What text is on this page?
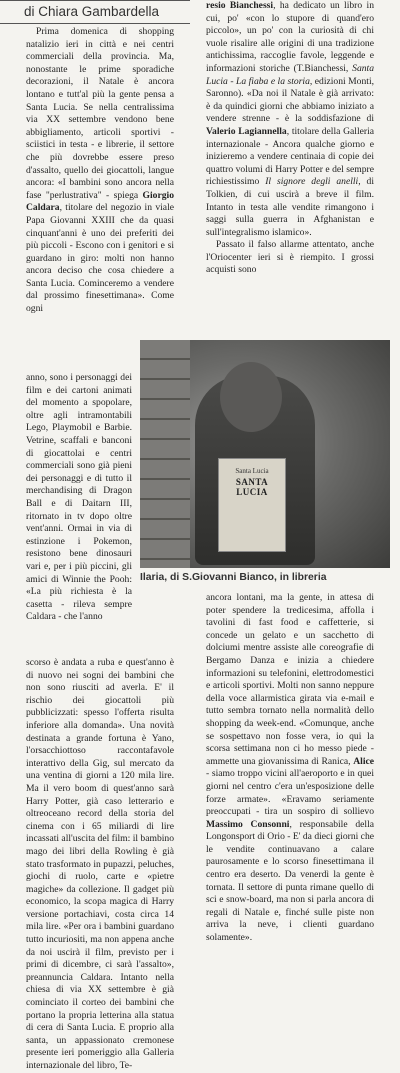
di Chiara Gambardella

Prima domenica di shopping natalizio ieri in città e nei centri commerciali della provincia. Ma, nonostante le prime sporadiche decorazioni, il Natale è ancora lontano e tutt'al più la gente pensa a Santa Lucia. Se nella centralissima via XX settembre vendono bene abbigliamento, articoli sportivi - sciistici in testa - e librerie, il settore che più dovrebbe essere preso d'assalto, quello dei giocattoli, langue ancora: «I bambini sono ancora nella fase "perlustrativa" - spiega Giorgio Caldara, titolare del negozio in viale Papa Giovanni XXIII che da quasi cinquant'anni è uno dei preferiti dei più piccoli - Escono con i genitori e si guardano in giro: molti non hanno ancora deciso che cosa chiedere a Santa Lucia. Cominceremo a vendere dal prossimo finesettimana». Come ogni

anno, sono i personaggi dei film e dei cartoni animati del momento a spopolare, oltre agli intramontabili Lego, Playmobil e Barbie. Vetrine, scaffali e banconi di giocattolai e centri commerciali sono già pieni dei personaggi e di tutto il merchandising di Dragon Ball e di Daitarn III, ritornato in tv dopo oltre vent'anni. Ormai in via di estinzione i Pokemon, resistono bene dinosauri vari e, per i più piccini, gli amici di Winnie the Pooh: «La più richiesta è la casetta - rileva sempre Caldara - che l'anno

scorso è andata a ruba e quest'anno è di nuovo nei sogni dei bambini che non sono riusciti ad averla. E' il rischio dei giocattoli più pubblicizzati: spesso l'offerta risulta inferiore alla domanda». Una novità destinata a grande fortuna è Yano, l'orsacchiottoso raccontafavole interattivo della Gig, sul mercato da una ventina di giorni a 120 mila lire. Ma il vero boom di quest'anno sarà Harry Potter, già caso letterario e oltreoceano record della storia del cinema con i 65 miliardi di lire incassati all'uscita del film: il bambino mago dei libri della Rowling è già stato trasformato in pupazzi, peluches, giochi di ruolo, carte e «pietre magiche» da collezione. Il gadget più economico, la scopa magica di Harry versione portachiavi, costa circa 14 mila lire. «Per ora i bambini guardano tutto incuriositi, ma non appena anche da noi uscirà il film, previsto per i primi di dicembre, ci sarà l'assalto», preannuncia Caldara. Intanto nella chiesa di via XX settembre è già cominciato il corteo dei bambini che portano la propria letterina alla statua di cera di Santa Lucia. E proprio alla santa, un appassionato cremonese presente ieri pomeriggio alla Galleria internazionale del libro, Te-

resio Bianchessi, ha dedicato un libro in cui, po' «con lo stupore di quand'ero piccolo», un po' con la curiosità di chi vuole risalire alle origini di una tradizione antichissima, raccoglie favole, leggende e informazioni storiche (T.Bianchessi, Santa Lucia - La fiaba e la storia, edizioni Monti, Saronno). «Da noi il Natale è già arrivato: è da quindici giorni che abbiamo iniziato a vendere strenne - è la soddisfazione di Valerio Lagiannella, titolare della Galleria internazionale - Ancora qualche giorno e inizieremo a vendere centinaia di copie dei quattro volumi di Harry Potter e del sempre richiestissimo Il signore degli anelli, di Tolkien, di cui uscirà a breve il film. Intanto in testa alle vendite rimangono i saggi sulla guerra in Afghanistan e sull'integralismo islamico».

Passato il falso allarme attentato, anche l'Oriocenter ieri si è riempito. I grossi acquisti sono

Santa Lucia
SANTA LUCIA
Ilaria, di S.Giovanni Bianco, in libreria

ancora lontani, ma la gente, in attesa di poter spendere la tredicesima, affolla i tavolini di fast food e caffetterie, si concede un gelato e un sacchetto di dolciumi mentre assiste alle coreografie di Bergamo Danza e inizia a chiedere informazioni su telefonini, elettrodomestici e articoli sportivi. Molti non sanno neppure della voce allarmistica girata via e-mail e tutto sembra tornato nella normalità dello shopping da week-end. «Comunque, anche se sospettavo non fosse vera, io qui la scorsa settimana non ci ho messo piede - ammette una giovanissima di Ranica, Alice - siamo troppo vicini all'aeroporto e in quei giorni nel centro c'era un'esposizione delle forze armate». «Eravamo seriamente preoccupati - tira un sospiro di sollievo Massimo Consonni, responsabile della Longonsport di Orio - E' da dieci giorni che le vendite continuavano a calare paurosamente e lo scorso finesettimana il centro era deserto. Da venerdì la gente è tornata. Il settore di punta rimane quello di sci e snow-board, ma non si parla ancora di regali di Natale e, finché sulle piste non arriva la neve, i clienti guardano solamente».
_ _ _ _ _ _ _
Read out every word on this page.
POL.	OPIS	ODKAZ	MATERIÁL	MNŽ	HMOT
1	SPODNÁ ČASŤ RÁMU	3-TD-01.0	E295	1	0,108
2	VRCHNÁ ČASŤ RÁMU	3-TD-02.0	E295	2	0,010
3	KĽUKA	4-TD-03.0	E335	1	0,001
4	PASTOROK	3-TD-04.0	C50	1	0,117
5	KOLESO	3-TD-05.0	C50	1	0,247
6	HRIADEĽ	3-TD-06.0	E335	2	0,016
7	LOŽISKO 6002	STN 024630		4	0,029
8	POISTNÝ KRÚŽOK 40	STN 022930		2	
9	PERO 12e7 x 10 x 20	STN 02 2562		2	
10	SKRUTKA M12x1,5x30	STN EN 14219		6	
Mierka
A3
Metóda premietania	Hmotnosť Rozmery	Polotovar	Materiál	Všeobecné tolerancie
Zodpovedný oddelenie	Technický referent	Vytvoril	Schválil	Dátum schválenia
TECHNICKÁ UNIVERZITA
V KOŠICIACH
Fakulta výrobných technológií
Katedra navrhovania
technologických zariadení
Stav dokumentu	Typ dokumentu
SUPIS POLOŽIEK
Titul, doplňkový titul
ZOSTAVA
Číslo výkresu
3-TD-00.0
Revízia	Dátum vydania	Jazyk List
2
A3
_ _ _ _ _ _ _
**DIRECTIVE**
Copy down every line of the material above that includes the string "ČASŤ".

**OUTPUT BELOW**
1	SPODNÁ ČASŤ RÁMU	3-TD-01.0	E295	1	0,108
2	VRCHNÁ ČASŤ RÁMU	3-TD-02.0	E295	2	0,010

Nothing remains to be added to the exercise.